→ **Task brief**: Reproduce all of the listing below without alteration.

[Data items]
^^^^^^^^

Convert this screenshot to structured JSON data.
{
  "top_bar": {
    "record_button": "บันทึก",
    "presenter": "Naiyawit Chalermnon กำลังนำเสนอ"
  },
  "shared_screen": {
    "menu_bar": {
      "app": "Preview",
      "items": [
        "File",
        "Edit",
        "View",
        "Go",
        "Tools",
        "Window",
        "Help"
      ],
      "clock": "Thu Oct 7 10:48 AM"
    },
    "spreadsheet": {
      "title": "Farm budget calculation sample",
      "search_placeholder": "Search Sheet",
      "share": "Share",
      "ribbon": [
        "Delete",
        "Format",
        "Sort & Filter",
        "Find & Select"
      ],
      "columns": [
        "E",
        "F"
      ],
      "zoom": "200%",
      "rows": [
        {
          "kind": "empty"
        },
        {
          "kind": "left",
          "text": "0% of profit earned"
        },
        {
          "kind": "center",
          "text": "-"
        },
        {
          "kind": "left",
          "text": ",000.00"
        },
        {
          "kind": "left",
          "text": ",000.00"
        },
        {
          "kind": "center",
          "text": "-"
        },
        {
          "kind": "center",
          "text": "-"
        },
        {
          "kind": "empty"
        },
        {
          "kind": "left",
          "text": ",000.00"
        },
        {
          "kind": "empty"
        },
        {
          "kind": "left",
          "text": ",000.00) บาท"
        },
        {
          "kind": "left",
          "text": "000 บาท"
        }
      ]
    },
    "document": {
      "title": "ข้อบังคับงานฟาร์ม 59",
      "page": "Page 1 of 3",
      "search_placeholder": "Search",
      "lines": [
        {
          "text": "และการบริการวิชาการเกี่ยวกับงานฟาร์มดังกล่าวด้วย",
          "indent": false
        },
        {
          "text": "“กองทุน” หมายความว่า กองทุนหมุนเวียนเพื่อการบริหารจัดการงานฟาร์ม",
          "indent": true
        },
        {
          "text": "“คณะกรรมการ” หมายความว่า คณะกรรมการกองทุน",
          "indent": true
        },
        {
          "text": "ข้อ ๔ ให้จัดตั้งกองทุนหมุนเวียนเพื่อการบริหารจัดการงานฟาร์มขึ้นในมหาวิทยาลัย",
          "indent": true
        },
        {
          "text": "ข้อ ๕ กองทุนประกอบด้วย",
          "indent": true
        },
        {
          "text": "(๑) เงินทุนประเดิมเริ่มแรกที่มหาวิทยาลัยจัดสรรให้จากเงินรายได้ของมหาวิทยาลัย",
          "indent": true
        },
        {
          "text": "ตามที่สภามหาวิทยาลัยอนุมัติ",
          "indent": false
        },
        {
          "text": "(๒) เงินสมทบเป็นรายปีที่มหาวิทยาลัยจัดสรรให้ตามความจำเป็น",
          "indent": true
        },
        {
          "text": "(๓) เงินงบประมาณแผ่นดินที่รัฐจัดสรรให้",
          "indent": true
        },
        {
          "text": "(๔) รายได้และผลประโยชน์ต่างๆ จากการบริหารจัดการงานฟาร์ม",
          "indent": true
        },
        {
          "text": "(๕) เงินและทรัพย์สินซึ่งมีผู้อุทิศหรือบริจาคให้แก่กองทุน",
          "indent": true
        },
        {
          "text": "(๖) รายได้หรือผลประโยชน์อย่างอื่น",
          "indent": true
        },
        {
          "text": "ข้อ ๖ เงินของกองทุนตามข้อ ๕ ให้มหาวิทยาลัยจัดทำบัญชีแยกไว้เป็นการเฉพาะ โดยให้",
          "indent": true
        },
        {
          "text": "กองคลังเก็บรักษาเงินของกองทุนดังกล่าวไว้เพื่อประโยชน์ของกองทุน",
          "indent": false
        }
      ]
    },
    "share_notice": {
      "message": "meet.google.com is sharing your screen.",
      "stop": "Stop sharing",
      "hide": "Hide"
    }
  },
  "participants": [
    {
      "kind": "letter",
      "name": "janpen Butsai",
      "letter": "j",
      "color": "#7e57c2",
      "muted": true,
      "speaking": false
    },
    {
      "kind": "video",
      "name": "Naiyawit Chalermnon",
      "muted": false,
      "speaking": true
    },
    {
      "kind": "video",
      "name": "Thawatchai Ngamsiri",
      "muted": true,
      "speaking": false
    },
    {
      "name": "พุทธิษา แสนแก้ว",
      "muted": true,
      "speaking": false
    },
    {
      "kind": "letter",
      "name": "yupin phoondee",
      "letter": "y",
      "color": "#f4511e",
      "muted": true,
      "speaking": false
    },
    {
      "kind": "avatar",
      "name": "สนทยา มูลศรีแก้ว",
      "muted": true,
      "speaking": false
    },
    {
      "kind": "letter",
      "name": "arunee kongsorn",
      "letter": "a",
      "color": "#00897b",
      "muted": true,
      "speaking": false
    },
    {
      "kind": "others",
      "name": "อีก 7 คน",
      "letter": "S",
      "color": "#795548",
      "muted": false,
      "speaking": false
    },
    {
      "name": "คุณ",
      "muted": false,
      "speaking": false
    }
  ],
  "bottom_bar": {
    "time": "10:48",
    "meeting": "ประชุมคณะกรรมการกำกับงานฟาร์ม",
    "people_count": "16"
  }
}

^^^^^^^^

→ **Task answer**:
Convert this screenshot to structured JSON data.
{
  "top_bar": {
    "record_button": "บันทึก",
    "presenter": "Naiyawit Chalermnon กำลังนำเสนอ"
  },
  "shared_screen": {
    "menu_bar": {
      "app": "Preview",
      "items": [
        "File",
        "Edit",
        "View",
        "Go",
        "Tools",
        "Window",
        "Help"
      ],
      "clock": "Thu Oct 7 10:48 AM"
    },
    "spreadsheet": {
      "title": "Farm budget calculation sample",
      "search_placeholder": "Search Sheet",
      "share": "Share",
      "ribbon": [
        "Delete",
        "Format",
        "Sort & Filter",
        "Find & Select"
      ],
      "columns": [
        "E",
        "F"
      ],
      "zoom": "200%",
      "rows": [
        {
          "kind": "empty"
        },
        {
          "kind": "left",
          "text": "0% of profit earned"
        },
        {
          "kind": "center",
          "text": "-"
        },
        {
          "kind": "left",
          "text": ",000.00"
        },
        {
          "kind": "left",
          "text": ",000.00"
        },
        {
          "kind": "center",
          "text": "-"
        },
        {
          "kind": "center",
          "text": "-"
        },
        {
          "kind": "empty"
        },
        {
          "kind": "left",
          "text": ",000.00"
        },
        {
          "kind": "empty"
        },
        {
          "kind": "left",
          "text": ",000.00) บาท"
        },
        {
          "kind": "left",
          "text": "000 บาท"
        }
      ]
    },
    "document": {
      "title": "ข้อบังคับงานฟาร์ม 59",
      "page": "Page 1 of 3",
      "search_placeholder": "Search",
      "lines": [
        {
          "text": "และการบริการวิชาการเกี่ยวกับงานฟาร์มดังกล่าวด้วย",
          "indent": false
        },
        {
          "text": "“กองทุน” หมายความว่า กองทุนหมุนเวียนเพื่อการบริหารจัดการงานฟาร์ม",
          "indent": true
        },
        {
          "text": "“คณะกรรมการ” หมายความว่า คณะกรรมการกองทุน",
          "indent": true
        },
        {
          "text": "ข้อ ๔ ให้จัดตั้งกองทุนหมุนเวียนเพื่อการบริหารจัดการงานฟาร์มขึ้นในมหาวิทยาลัย",
          "indent": true
        },
        {
          "text": "ข้อ ๕ กองทุนประกอบด้วย",
          "indent": true
        },
        {
          "text": "(๑) เงินทุนประเดิมเริ่มแรกที่มหาวิทยาลัยจัดสรรให้จากเงินรายได้ของมหาวิทยาลัย",
          "indent": true
        },
        {
          "text": "ตามที่สภามหาวิทยาลัยอนุมัติ",
          "indent": false
        },
        {
          "text": "(๒) เงินสมทบเป็นรายปีที่มหาวิทยาลัยจัดสรรให้ตามความจำเป็น",
          "indent": true
        },
        {
          "text": "(๓) เงินงบประมาณแผ่นดินที่รัฐจัดสรรให้",
          "indent": true
        },
        {
          "text": "(๔) รายได้และผลประโยชน์ต่างๆ จากการบริหารจัดการงานฟาร์ม",
          "indent": true
        },
        {
          "text": "(๕) เงินและทรัพย์สินซึ่งมีผู้อุทิศหรือบริจาคให้แก่กองทุน",
          "indent": true
        },
        {
          "text": "(๖) รายได้หรือผลประโยชน์อย่างอื่น",
          "indent": true
        },
        {
          "text": "ข้อ ๖ เงินของกองทุนตามข้อ ๕ ให้มหาวิทยาลัยจัดทำบัญชีแยกไว้เป็นการเฉพาะ โดยให้",
          "indent": true
        },
        {
          "text": "กองคลังเก็บรักษาเงินของกองทุนดังกล่าวไว้เพื่อประโยชน์ของกองทุน",
          "indent": false
        }
      ]
    },
    "share_notice": {
      "message": "meet.google.com is sharing your screen.",
      "stop": "Stop sharing",
      "hide": "Hide"
    }
  },
  "participants": [
    {
      "kind": "letter",
      "name": "janpen Butsai",
      "letter": "j",
      "color": "#7e57c2",
      "muted": true,
      "speaking": false
    },
    {
      "kind": "video",
      "name": "Naiyawit Chalermnon",
      "muted": false,
      "speaking": true
    },
    {
      "kind": "video",
      "name": "Thawatchai Ngamsiri",
      "muted": true,
      "speaking": false
    },
    {
      "name": "พุทธิษา แสนแก้ว",
      "muted": true,
      "speaking": false
    },
    {
      "kind": "letter",
      "name": "yupin phoondee",
      "letter": "y",
      "color": "#f4511e",
      "muted": true,
      "speaking": false
    },
    {
      "kind": "avatar",
      "name": "สนทยา มูลศรีแก้ว",
      "muted": true,
      "speaking": false
    },
    {
      "kind": "letter",
      "name": "arunee kongsorn",
      "letter": "a",
      "color": "#00897b",
      "muted": true,
      "speaking": false
    },
    {
      "kind": "others",
      "name": "อีก 7 คน",
      "letter": "S",
      "color": "#795548",
      "muted": false,
      "speaking": false
    },
    {
      "name": "คุณ",
      "muted": false,
      "speaking": false
    }
  ],
  "bottom_bar": {
    "time": "10:48",
    "meeting": "ประชุมคณะกรรมการกำกับงานฟาร์ม",
    "people_count": "16"
  }
}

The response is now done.